Part of a data file -
++++++++

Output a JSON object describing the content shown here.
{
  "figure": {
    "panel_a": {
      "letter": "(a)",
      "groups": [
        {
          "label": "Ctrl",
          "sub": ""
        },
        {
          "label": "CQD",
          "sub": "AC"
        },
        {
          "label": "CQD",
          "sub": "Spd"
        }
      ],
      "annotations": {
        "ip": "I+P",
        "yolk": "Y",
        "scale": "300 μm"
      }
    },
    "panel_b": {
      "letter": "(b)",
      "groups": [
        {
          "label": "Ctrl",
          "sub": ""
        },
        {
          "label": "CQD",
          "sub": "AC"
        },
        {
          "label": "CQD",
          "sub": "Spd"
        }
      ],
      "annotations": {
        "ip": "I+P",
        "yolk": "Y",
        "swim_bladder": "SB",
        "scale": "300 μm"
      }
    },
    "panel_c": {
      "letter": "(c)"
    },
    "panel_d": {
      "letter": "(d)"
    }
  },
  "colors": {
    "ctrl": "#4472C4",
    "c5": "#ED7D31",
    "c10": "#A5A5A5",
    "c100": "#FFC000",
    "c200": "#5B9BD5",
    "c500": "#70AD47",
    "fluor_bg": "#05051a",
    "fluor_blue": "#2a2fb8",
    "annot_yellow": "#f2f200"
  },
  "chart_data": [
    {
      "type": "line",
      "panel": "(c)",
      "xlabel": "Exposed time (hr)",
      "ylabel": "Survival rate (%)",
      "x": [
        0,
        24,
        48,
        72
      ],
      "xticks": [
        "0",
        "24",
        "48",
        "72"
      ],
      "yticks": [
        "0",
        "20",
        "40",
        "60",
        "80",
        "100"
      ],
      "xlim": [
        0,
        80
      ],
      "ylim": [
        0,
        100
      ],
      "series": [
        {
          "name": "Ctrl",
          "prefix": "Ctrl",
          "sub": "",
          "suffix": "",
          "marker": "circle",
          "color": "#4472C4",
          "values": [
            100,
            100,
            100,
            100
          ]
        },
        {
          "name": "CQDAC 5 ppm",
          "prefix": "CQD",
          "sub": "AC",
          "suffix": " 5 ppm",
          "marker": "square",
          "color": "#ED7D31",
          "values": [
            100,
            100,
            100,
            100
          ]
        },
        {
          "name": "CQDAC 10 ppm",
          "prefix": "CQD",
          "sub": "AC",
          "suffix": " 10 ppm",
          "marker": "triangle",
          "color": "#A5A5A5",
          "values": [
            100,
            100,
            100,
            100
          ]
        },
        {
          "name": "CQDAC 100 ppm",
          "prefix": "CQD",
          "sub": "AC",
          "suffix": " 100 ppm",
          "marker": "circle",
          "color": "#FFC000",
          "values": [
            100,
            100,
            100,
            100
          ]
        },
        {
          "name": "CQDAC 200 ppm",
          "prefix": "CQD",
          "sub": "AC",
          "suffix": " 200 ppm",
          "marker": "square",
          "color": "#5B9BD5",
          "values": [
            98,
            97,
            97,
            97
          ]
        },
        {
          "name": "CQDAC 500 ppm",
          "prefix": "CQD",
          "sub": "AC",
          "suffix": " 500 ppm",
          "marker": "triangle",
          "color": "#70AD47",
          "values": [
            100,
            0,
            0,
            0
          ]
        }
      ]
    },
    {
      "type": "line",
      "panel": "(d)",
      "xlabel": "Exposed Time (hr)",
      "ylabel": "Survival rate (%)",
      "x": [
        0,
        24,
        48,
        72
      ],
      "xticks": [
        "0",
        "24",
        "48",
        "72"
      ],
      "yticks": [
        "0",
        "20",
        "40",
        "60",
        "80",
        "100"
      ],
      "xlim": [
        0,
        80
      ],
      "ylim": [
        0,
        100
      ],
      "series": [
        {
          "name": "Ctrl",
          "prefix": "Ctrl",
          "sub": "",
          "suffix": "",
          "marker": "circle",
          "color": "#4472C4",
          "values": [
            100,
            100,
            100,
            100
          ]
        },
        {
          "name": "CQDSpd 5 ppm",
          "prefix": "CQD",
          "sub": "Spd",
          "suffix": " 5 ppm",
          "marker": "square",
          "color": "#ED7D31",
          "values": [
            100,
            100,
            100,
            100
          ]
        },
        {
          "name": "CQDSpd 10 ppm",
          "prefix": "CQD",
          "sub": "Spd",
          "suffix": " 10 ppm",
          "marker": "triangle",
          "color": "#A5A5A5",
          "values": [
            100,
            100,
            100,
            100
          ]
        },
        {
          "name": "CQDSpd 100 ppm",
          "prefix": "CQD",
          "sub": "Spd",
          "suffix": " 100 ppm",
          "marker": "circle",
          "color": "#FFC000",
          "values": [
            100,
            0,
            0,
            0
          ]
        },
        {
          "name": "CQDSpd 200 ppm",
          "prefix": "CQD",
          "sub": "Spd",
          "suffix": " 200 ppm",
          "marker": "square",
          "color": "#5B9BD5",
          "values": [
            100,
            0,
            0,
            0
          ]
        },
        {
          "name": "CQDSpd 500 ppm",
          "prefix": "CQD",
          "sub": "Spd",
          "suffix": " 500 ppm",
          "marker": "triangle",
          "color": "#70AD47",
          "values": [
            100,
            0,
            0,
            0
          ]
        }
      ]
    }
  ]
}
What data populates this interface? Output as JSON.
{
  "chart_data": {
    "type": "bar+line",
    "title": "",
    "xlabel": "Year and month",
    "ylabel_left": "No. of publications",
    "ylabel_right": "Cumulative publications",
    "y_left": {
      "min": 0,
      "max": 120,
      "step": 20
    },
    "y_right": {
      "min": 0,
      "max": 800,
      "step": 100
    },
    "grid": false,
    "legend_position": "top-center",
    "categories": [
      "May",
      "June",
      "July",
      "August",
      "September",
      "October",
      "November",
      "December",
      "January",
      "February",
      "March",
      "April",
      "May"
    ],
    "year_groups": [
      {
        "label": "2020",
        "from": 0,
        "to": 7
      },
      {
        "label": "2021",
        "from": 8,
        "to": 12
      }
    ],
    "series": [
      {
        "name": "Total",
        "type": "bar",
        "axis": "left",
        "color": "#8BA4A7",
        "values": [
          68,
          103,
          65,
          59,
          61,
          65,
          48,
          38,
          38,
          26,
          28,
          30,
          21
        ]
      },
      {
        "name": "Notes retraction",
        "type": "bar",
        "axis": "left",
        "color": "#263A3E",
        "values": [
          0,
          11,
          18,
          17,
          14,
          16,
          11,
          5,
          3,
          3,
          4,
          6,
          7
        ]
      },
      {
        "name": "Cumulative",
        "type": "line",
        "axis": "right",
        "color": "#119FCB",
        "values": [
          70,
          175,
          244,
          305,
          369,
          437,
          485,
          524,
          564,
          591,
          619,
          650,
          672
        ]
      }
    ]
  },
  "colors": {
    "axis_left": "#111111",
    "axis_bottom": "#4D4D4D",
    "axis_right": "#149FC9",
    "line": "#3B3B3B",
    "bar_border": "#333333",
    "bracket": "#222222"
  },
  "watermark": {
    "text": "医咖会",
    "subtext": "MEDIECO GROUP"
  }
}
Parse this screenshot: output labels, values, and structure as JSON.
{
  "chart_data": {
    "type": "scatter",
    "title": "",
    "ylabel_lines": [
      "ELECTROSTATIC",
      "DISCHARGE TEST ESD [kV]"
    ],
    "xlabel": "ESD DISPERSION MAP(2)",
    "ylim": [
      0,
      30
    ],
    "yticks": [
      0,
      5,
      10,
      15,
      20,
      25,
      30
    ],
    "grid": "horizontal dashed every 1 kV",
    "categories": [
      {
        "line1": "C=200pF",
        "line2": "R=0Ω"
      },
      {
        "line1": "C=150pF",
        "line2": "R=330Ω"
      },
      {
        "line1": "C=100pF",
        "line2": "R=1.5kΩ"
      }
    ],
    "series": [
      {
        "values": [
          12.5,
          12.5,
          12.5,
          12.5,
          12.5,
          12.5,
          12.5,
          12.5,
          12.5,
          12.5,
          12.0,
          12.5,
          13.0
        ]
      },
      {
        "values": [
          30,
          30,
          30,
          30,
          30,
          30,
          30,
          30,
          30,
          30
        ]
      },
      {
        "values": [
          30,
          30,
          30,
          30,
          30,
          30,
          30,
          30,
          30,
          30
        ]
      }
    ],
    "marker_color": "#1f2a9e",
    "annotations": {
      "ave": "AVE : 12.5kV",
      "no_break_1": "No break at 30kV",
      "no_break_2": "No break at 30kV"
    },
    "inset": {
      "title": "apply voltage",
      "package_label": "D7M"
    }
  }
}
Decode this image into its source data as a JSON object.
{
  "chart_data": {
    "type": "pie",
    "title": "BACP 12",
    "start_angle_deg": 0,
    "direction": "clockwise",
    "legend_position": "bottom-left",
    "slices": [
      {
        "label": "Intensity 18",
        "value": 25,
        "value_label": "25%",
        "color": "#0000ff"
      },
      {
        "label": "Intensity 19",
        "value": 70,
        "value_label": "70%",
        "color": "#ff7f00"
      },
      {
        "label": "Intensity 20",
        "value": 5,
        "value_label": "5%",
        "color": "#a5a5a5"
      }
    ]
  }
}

++++++++

Objective -
Pick out lines containing the word "Cumulative", each one as written.

Task answer -
    "ylabel_right": "Cumulative publications",
        "name": "Cumulative",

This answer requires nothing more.